Go over the entries below line by line, copying each one that contains the word "options".

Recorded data
-.-.-
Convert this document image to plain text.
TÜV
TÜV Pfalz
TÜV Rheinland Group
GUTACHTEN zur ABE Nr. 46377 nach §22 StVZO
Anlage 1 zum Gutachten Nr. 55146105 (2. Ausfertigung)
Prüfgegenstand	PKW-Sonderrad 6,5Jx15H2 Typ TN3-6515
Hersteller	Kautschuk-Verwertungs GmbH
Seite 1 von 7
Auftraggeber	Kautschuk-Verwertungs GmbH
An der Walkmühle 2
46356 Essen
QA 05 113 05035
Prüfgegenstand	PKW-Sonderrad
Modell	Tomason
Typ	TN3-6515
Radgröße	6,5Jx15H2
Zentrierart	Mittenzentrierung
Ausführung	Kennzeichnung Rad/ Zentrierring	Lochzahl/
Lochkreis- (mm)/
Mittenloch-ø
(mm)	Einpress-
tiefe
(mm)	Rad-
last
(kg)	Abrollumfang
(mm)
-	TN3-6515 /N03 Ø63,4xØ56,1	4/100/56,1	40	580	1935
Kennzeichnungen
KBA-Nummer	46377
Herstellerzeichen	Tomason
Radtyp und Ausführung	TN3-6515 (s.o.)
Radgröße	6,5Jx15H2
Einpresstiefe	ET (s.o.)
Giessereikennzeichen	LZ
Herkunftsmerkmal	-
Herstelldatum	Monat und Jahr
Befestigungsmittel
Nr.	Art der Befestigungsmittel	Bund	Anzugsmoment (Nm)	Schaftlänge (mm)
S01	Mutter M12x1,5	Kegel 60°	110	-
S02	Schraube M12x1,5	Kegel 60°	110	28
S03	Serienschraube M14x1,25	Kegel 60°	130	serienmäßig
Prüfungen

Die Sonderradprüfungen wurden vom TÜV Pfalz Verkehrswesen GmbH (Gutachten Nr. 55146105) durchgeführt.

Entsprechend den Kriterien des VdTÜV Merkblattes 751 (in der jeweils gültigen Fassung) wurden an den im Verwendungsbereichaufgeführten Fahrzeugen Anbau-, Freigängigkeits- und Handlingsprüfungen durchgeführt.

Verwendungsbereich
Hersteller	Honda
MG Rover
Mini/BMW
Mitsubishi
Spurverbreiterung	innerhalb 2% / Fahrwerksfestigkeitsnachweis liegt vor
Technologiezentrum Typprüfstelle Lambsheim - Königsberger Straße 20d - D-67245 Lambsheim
-.-.-
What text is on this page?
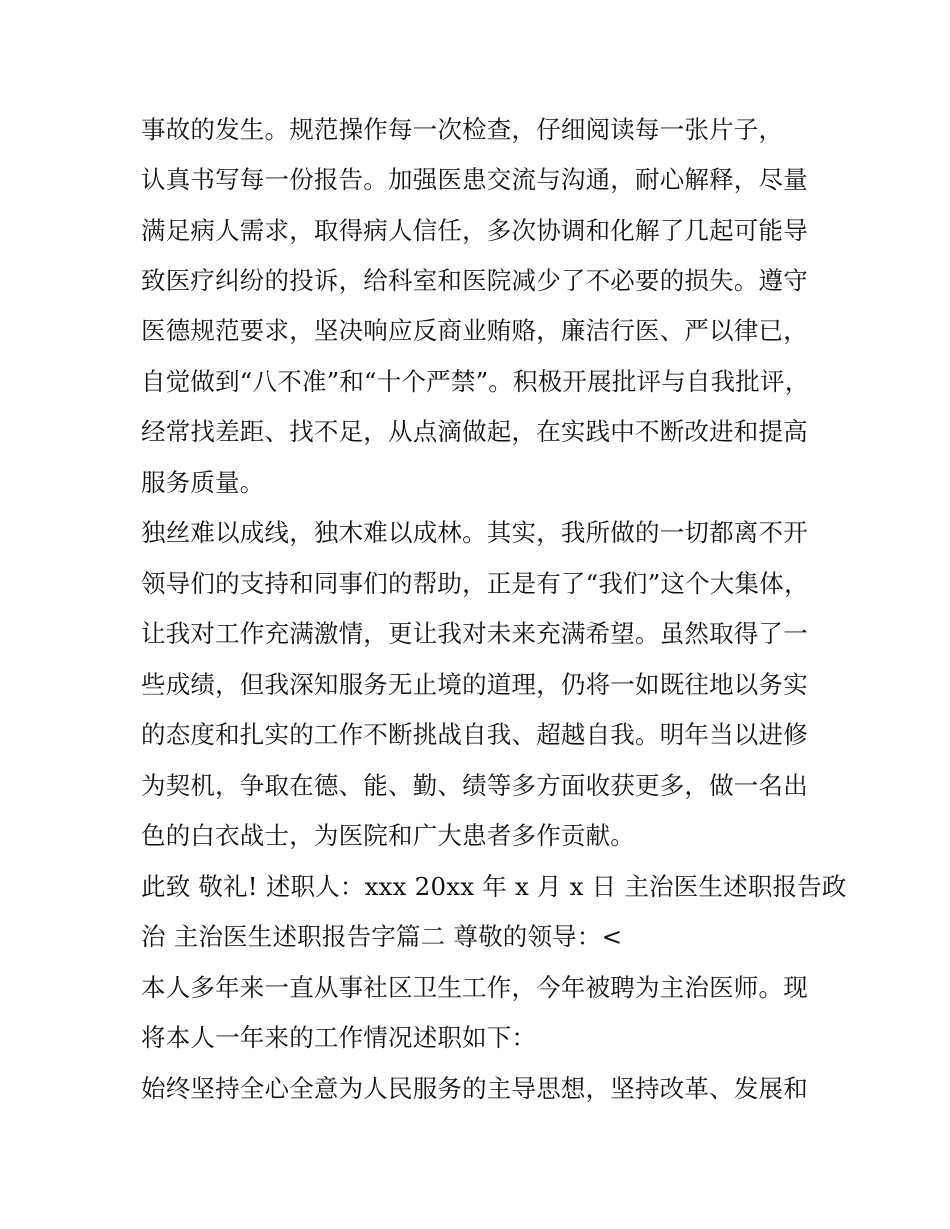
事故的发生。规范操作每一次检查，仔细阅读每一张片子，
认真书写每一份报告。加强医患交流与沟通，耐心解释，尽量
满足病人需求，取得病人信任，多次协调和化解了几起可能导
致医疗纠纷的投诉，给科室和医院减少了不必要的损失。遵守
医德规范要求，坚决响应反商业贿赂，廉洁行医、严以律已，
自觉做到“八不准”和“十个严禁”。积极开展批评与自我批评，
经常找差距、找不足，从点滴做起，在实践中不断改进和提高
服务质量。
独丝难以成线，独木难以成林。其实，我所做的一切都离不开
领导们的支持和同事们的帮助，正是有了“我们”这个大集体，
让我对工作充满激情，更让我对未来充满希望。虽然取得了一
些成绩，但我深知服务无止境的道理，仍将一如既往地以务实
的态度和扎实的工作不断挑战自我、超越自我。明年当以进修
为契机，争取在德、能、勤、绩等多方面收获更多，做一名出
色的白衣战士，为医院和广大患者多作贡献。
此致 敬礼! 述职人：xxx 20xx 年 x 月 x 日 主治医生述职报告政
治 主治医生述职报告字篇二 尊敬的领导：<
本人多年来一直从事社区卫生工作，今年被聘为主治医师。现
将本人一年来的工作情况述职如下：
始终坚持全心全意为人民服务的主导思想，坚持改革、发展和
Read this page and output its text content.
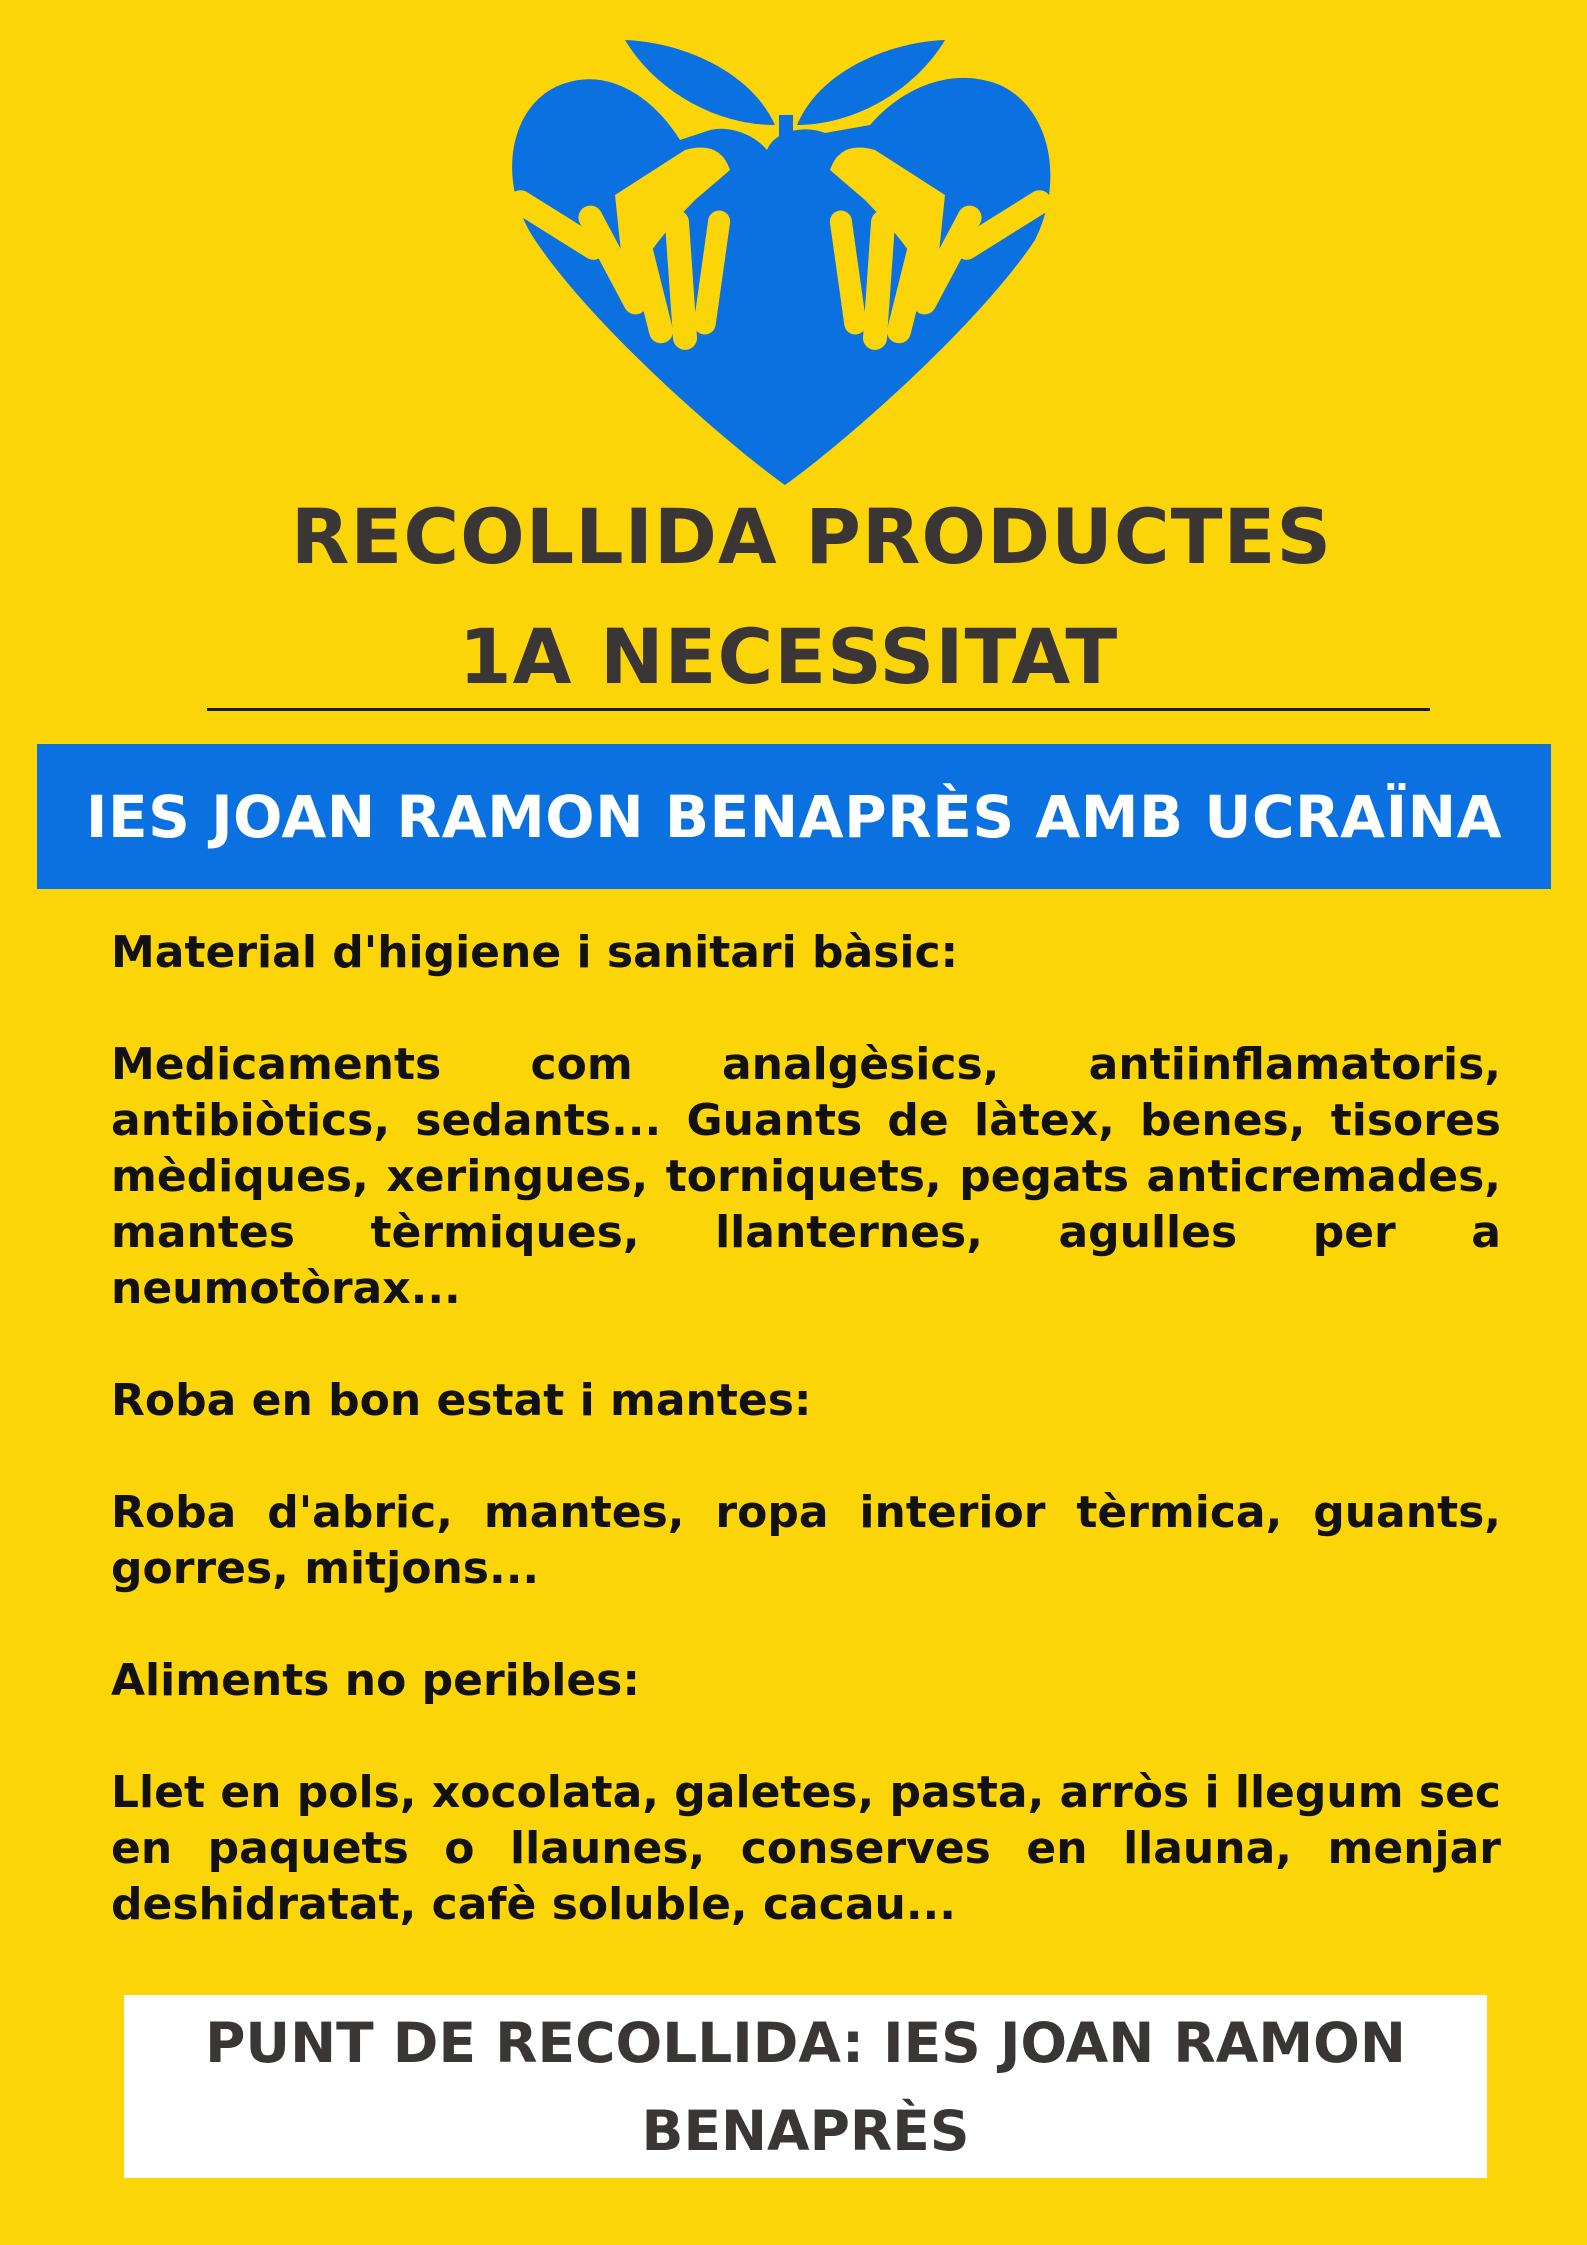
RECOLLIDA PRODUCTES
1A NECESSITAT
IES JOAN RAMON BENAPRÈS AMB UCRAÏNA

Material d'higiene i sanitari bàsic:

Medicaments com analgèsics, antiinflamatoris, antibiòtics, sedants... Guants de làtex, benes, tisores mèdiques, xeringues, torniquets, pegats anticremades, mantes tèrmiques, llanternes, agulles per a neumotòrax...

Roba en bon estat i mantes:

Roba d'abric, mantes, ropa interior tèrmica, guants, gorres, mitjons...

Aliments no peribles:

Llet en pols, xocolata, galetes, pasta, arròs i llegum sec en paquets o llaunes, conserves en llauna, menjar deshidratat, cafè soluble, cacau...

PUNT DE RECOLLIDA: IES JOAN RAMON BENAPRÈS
-.-.-
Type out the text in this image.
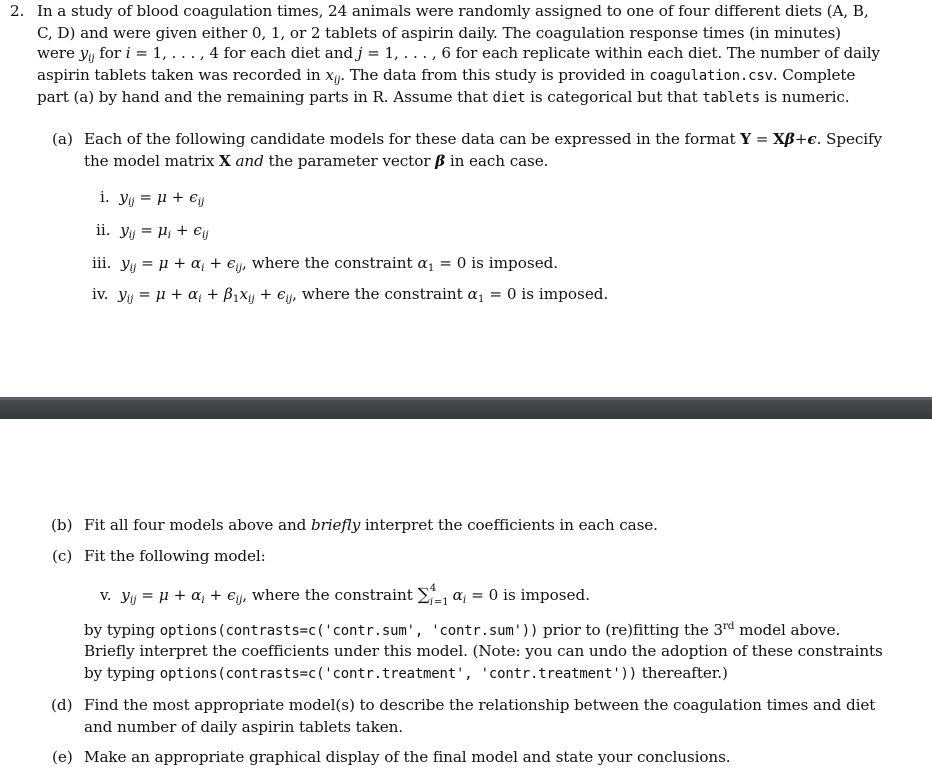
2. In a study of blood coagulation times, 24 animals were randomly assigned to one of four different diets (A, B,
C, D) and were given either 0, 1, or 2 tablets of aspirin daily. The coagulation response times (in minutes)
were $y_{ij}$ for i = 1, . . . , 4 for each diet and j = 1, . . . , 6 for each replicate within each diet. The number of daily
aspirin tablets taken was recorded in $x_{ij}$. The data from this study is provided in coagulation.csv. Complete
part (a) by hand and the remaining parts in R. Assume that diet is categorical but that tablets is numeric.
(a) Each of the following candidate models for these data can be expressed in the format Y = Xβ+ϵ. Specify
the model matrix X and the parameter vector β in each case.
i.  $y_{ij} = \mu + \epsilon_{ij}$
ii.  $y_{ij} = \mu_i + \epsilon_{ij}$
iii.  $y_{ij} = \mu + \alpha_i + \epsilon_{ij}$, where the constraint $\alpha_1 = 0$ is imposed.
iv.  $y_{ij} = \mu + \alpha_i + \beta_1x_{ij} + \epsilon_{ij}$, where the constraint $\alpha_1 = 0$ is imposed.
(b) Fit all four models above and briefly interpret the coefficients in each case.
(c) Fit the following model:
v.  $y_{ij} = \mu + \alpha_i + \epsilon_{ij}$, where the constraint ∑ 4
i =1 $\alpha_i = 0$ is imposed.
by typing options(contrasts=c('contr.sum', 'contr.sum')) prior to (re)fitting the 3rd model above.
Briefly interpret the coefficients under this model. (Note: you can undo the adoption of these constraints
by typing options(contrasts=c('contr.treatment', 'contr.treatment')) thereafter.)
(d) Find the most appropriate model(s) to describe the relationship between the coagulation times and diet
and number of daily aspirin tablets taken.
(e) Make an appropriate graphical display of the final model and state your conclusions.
-.-.-
» EXERCISE ANSWER:
by typing options(contrasts=c('contr.sum', 'contr.sum')) prior to (re)fitting the 3rd model above.
by typing options(contrasts=c('contr.treatment', 'contr.treatment')) thereafter.)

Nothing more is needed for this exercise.